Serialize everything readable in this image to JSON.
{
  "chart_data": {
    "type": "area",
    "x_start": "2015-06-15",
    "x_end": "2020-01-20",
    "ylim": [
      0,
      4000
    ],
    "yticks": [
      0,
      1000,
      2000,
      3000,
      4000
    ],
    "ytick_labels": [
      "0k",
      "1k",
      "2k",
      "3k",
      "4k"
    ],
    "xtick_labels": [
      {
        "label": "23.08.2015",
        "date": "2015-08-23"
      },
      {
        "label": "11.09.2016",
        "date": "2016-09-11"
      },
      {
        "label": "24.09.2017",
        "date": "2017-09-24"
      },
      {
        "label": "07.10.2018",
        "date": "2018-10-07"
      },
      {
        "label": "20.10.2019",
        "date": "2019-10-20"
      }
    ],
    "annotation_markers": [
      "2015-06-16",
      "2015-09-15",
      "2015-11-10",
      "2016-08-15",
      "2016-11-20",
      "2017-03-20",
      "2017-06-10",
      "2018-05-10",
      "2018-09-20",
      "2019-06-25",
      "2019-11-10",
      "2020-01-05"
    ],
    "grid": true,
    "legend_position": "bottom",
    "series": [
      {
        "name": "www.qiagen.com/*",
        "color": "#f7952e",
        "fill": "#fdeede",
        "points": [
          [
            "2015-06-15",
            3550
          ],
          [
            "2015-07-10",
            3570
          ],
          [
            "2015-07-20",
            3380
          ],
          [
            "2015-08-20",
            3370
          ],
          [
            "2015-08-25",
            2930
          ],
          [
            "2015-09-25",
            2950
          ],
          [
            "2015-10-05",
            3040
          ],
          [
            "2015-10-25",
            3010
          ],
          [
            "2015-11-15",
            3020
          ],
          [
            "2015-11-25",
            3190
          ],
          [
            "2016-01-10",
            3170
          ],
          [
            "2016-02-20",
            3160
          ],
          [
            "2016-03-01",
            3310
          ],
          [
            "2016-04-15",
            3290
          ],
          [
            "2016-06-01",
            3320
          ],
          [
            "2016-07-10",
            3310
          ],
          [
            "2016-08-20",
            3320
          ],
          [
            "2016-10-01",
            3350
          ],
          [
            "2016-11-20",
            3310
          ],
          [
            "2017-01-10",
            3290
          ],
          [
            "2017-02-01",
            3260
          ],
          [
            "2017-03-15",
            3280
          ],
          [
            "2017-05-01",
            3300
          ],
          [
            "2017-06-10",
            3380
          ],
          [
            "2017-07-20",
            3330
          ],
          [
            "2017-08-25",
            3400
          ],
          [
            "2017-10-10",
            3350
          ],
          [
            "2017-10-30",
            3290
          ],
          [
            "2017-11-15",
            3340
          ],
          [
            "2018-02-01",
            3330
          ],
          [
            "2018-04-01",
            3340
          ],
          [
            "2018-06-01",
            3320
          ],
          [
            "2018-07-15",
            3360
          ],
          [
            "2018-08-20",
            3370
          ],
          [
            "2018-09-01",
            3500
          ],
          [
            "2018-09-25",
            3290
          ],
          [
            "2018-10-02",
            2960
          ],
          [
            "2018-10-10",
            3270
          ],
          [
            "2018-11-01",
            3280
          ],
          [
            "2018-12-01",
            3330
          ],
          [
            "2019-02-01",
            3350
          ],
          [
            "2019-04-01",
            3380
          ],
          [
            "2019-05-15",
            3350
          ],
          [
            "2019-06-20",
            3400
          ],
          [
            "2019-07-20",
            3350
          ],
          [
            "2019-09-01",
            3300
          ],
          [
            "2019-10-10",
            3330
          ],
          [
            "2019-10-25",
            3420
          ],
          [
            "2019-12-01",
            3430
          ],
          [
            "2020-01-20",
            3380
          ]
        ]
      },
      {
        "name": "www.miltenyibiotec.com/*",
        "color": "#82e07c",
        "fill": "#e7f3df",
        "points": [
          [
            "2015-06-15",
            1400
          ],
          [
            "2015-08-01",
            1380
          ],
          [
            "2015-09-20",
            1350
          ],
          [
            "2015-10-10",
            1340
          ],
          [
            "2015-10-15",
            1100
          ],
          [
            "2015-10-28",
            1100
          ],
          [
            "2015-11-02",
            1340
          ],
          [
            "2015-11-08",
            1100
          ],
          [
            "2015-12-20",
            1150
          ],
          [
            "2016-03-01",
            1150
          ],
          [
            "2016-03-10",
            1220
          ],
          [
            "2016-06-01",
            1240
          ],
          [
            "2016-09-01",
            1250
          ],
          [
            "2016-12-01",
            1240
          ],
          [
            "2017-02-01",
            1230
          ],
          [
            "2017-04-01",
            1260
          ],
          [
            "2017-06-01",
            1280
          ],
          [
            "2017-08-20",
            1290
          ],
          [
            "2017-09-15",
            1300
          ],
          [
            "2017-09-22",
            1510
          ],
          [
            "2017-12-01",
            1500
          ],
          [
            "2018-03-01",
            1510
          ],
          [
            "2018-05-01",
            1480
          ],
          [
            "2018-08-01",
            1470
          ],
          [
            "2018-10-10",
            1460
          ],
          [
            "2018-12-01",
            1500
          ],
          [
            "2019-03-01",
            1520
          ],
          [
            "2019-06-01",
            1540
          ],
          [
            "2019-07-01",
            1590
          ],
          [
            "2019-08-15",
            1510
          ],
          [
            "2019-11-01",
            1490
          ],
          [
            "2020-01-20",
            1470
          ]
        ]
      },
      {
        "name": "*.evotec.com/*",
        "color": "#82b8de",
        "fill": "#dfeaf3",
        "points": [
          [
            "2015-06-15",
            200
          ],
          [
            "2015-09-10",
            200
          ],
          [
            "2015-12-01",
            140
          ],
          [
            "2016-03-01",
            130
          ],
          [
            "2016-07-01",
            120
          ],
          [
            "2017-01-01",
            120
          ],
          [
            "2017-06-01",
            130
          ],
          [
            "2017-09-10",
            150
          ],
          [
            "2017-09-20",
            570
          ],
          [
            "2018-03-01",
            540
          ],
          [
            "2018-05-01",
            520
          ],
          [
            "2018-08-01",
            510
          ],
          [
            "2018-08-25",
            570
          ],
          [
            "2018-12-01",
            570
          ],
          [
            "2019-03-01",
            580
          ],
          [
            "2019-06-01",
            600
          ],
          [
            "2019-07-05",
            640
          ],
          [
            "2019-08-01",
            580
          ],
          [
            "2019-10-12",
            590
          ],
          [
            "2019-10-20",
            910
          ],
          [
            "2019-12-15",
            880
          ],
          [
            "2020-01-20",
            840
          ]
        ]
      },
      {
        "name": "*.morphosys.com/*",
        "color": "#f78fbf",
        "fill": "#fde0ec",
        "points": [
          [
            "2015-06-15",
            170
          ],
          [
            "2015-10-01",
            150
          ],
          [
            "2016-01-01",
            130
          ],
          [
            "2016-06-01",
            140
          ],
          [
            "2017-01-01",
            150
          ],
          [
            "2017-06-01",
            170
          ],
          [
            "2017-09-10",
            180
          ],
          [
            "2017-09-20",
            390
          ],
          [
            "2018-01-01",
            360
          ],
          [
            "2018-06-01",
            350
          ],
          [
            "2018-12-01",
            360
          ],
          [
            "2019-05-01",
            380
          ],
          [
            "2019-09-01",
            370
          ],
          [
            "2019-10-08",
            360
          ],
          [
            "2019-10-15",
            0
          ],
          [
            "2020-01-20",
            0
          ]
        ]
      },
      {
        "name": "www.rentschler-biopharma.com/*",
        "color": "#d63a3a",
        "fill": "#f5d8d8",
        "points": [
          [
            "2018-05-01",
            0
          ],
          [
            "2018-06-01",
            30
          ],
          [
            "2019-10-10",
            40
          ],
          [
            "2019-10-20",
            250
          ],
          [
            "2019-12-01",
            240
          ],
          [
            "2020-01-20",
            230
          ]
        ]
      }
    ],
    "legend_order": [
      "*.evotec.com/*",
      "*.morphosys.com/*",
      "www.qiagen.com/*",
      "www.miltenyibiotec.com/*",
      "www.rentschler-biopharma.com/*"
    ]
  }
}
= = = =
### WORK TO BE COMPLETED:
Identify every line holding the word "date" and copy it out.

### RESPONSE TO THIS EXERCISE:
        "date": "2015-08-23"
        "date": "2016-09-11"
        "date": "2017-09-24"
        "date": "2018-10-07"
        "date": "2019-10-20"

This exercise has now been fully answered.